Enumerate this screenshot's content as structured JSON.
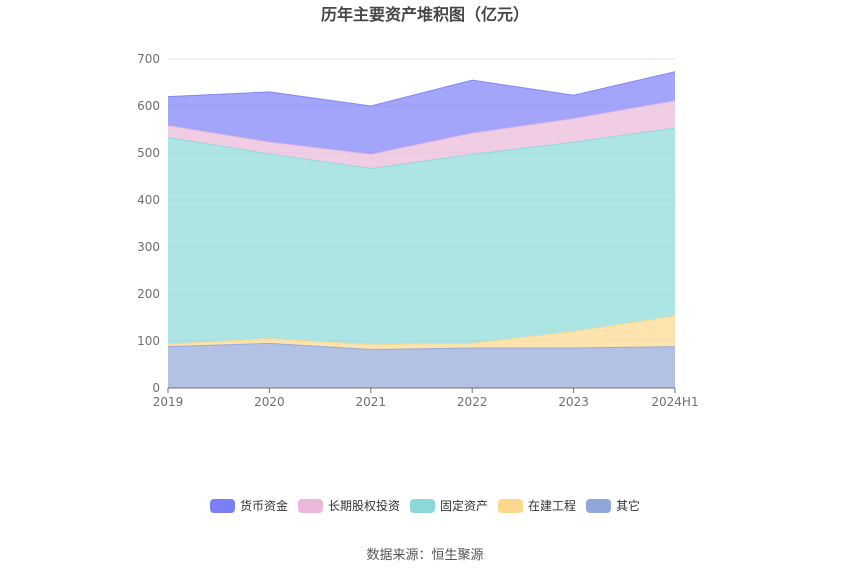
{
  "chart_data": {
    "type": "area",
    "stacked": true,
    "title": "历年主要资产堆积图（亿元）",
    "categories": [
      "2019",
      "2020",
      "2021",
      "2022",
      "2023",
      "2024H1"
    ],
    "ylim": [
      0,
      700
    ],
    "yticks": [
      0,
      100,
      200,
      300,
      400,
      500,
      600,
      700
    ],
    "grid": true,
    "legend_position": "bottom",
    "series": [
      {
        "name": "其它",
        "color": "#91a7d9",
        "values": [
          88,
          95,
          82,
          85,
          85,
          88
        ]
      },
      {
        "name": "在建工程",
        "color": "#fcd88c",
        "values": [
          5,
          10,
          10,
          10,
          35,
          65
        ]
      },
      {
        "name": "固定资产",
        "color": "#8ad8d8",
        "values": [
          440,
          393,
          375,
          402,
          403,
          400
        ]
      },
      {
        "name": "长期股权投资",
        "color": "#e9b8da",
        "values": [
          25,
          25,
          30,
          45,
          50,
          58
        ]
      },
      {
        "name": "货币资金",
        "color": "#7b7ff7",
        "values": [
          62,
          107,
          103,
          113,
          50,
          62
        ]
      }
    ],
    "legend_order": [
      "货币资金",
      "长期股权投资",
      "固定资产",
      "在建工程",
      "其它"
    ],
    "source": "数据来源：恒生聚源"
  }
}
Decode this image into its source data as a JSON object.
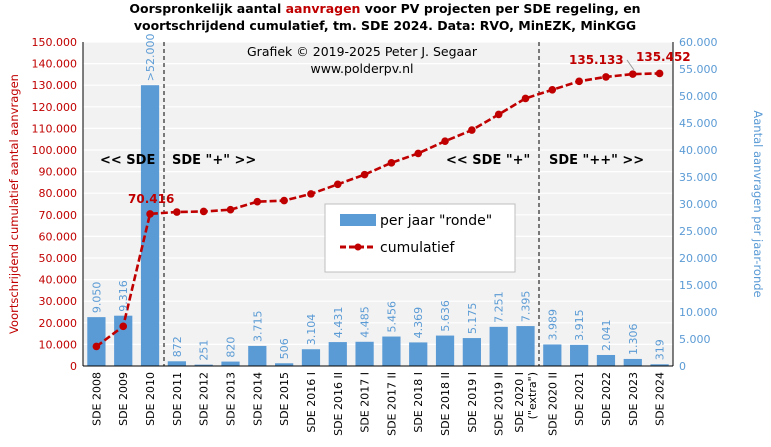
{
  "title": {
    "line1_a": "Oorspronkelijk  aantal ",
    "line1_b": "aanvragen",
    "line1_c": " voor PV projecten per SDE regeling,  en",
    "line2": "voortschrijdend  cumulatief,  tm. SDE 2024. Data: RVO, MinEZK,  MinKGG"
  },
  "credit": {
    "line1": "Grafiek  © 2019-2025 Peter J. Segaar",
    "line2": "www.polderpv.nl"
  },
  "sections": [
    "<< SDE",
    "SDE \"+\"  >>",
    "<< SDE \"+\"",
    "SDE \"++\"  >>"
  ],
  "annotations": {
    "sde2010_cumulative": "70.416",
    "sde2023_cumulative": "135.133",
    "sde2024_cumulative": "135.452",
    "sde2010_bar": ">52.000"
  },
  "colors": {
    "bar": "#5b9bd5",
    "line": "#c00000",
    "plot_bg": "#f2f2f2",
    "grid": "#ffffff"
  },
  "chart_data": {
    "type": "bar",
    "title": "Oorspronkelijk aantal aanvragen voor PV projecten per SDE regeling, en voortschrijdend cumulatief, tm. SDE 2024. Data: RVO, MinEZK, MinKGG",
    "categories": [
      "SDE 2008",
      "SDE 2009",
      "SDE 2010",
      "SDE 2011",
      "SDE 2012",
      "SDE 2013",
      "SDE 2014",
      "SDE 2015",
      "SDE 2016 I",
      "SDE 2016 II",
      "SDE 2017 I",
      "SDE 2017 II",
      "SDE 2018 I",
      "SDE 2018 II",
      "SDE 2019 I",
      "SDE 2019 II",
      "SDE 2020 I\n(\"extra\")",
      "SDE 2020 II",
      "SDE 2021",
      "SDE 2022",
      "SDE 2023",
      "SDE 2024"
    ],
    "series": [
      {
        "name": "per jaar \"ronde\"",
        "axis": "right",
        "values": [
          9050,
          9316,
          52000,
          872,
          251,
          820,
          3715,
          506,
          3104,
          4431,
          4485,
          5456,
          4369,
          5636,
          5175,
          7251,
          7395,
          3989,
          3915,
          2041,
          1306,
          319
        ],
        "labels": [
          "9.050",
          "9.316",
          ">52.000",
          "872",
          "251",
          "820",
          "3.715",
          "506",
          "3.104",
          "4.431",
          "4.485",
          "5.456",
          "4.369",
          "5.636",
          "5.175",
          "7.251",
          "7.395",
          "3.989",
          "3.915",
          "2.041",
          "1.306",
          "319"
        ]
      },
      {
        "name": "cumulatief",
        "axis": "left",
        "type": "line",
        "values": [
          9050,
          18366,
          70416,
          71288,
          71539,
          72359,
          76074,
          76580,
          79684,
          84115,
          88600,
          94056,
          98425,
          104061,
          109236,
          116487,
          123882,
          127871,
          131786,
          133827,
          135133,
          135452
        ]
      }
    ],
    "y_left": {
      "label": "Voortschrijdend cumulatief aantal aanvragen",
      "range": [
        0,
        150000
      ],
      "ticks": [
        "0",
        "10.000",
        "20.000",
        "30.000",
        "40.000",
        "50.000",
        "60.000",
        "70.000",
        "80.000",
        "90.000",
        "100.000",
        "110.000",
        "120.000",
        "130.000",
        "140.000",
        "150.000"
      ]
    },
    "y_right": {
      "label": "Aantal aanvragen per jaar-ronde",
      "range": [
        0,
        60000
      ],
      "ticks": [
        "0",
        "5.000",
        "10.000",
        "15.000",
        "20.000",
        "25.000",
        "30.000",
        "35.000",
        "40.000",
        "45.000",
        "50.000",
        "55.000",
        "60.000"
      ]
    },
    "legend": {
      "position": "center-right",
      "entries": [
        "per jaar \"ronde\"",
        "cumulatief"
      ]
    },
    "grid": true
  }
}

__________________________________________________

THE REQUEST. Take the listing above and restate it word for word, without its pictures.

THE REPLY.
Enumerate this screenshot's content as structured JSON.
{
  "chart_data": {
    "type": "area",
    "stacked": true,
    "title": "历年主要资产堆积图（亿元）",
    "categories": [
      "2019",
      "2020",
      "2021",
      "2022",
      "2023",
      "2024H1"
    ],
    "ylim": [
      0,
      700
    ],
    "yticks": [
      0,
      100,
      200,
      300,
      400,
      500,
      600,
      700
    ],
    "grid": true,
    "legend_position": "bottom",
    "series": [
      {
        "name": "其它",
        "color": "#91a7d9",
        "values": [
          88,
          95,
          82,
          85,
          85,
          88
        ]
      },
      {
        "name": "在建工程",
        "color": "#fcd88c",
        "values": [
          5,
          10,
          10,
          10,
          35,
          65
        ]
      },
      {
        "name": "固定资产",
        "color": "#8ad8d8",
        "values": [
          440,
          393,
          375,
          402,
          403,
          400
        ]
      },
      {
        "name": "长期股权投资",
        "color": "#e9b8da",
        "values": [
          25,
          25,
          30,
          45,
          50,
          58
        ]
      },
      {
        "name": "货币资金",
        "color": "#7b7ff7",
        "values": [
          62,
          107,
          103,
          113,
          50,
          62
        ]
      }
    ],
    "legend_order": [
      "货币资金",
      "长期股权投资",
      "固定资产",
      "在建工程",
      "其它"
    ],
    "source": "数据来源：恒生聚源"
  }
}
Decode this image into its source data as a JSON object.
{
  "title": {
    "line1_a": "Oorspronkelijk  aantal ",
    "line1_b": "aanvragen",
    "line1_c": " voor PV projecten per SDE regeling,  en",
    "line2": "voortschrijdend  cumulatief,  tm. SDE 2024. Data: RVO, MinEZK,  MinKGG"
  },
  "credit": {
    "line1": "Grafiek  © 2019-2025 Peter J. Segaar",
    "line2": "www.polderpv.nl"
  },
  "sections": [
    "<< SDE",
    "SDE \"+\"  >>",
    "<< SDE \"+\"",
    "SDE \"++\"  >>"
  ],
  "annotations": {
    "sde2010_cumulative": "70.416",
    "sde2023_cumulative": "135.133",
    "sde2024_cumulative": "135.452",
    "sde2010_bar": ">52.000"
  },
  "colors": {
    "bar": "#5b9bd5",
    "line": "#c00000",
    "plot_bg": "#f2f2f2",
    "grid": "#ffffff"
  },
  "chart_data": {
    "type": "bar",
    "title": "Oorspronkelijk aantal aanvragen voor PV projecten per SDE regeling, en voortschrijdend cumulatief, tm. SDE 2024. Data: RVO, MinEZK, MinKGG",
    "categories": [
      "SDE 2008",
      "SDE 2009",
      "SDE 2010",
      "SDE 2011",
      "SDE 2012",
      "SDE 2013",
      "SDE 2014",
      "SDE 2015",
      "SDE 2016 I",
      "SDE 2016 II",
      "SDE 2017 I",
      "SDE 2017 II",
      "SDE 2018 I",
      "SDE 2018 II",
      "SDE 2019 I",
      "SDE 2019 II",
      "SDE 2020 I\n(\"extra\")",
      "SDE 2020 II",
      "SDE 2021",
      "SDE 2022",
      "SDE 2023",
      "SDE 2024"
    ],
    "series": [
      {
        "name": "per jaar \"ronde\"",
        "axis": "right",
        "values": [
          9050,
          9316,
          52000,
          872,
          251,
          820,
          3715,
          506,
          3104,
          4431,
          4485,
          5456,
          4369,
          5636,
          5175,
          7251,
          7395,
          3989,
          3915,
          2041,
          1306,
          319
        ],
        "labels": [
          "9.050",
          "9.316",
          ">52.000",
          "872",
          "251",
          "820",
          "3.715",
          "506",
          "3.104",
          "4.431",
          "4.485",
          "5.456",
          "4.369",
          "5.636",
          "5.175",
          "7.251",
          "7.395",
          "3.989",
          "3.915",
          "2.041",
          "1.306",
          "319"
        ]
      },
      {
        "name": "cumulatief",
        "axis": "left",
        "type": "line",
        "values": [
          9050,
          18366,
          70416,
          71288,
          71539,
          72359,
          76074,
          76580,
          79684,
          84115,
          88600,
          94056,
          98425,
          104061,
          109236,
          116487,
          123882,
          127871,
          131786,
          133827,
          135133,
          135452
        ]
      }
    ],
    "y_left": {
      "label": "Voortschrijdend cumulatief aantal aanvragen",
      "range": [
        0,
        150000
      ],
      "ticks": [
        "0",
        "10.000",
        "20.000",
        "30.000",
        "40.000",
        "50.000",
        "60.000",
        "70.000",
        "80.000",
        "90.000",
        "100.000",
        "110.000",
        "120.000",
        "130.000",
        "140.000",
        "150.000"
      ]
    },
    "y_right": {
      "label": "Aantal aanvragen per jaar-ronde",
      "range": [
        0,
        60000
      ],
      "ticks": [
        "0",
        "5.000",
        "10.000",
        "15.000",
        "20.000",
        "25.000",
        "30.000",
        "35.000",
        "40.000",
        "45.000",
        "50.000",
        "55.000",
        "60.000"
      ]
    },
    "legend": {
      "position": "center-right",
      "entries": [
        "per jaar \"ronde\"",
        "cumulatief"
      ]
    },
    "grid": true
  }
}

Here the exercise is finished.